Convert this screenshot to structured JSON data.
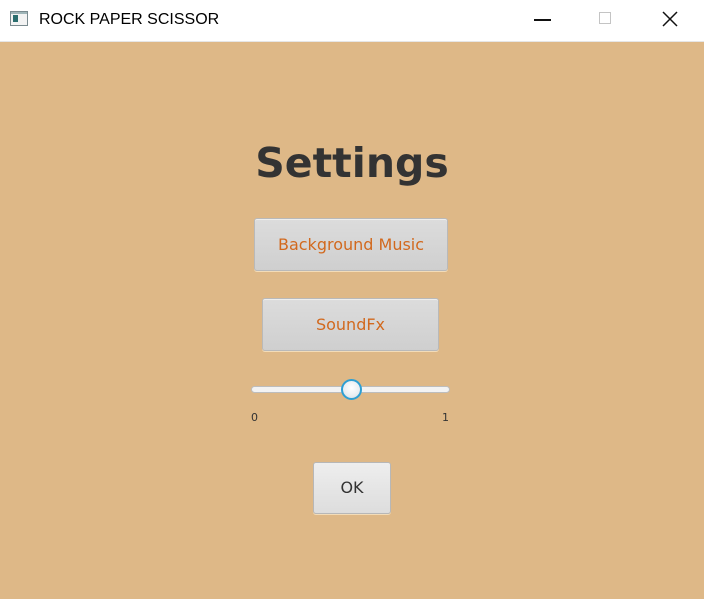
{
  "window": {
    "title": "ROCK PAPER SCISSOR",
    "background": "#deb887",
    "controls": {
      "minimize": "minimize-icon",
      "maximize": "maximize-icon",
      "close": "close-icon"
    }
  },
  "settings": {
    "heading": "Settings",
    "background_music_label": "Background Music",
    "soundfx_label": "SoundFx",
    "ok_label": "OK",
    "button_text_color": "#d2691e",
    "volume_slider": {
      "min_label": "0",
      "max_label": "1",
      "value": 0.5,
      "accent": "#2e9fd3"
    }
  }
}
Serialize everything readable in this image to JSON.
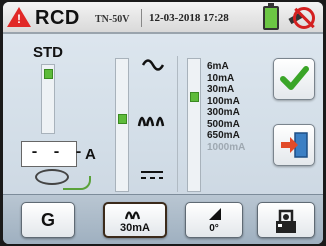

----------

*WHAT THE TASK REQUIRES:* Copy the listing word for word, excluding its pictures.

*CORRECT RESULT:*
Convert this screenshot to structured JSON data.
{
  "window": {
    "title": "ROCK PAPER SCISSOR",
    "background": "#deb887",
    "controls": {
      "minimize": "minimize-icon",
      "maximize": "maximize-icon",
      "close": "close-icon"
    }
  },
  "settings": {
    "heading": "Settings",
    "background_music_label": "Background Music",
    "soundfx_label": "SoundFx",
    "ok_label": "OK",
    "button_text_color": "#d2691e",
    "volume_slider": {
      "min_label": "0",
      "max_label": "1",
      "value": 0.5,
      "accent": "#2e9fd3"
    }
  }
}
Serialize everything readable in this image to JSON.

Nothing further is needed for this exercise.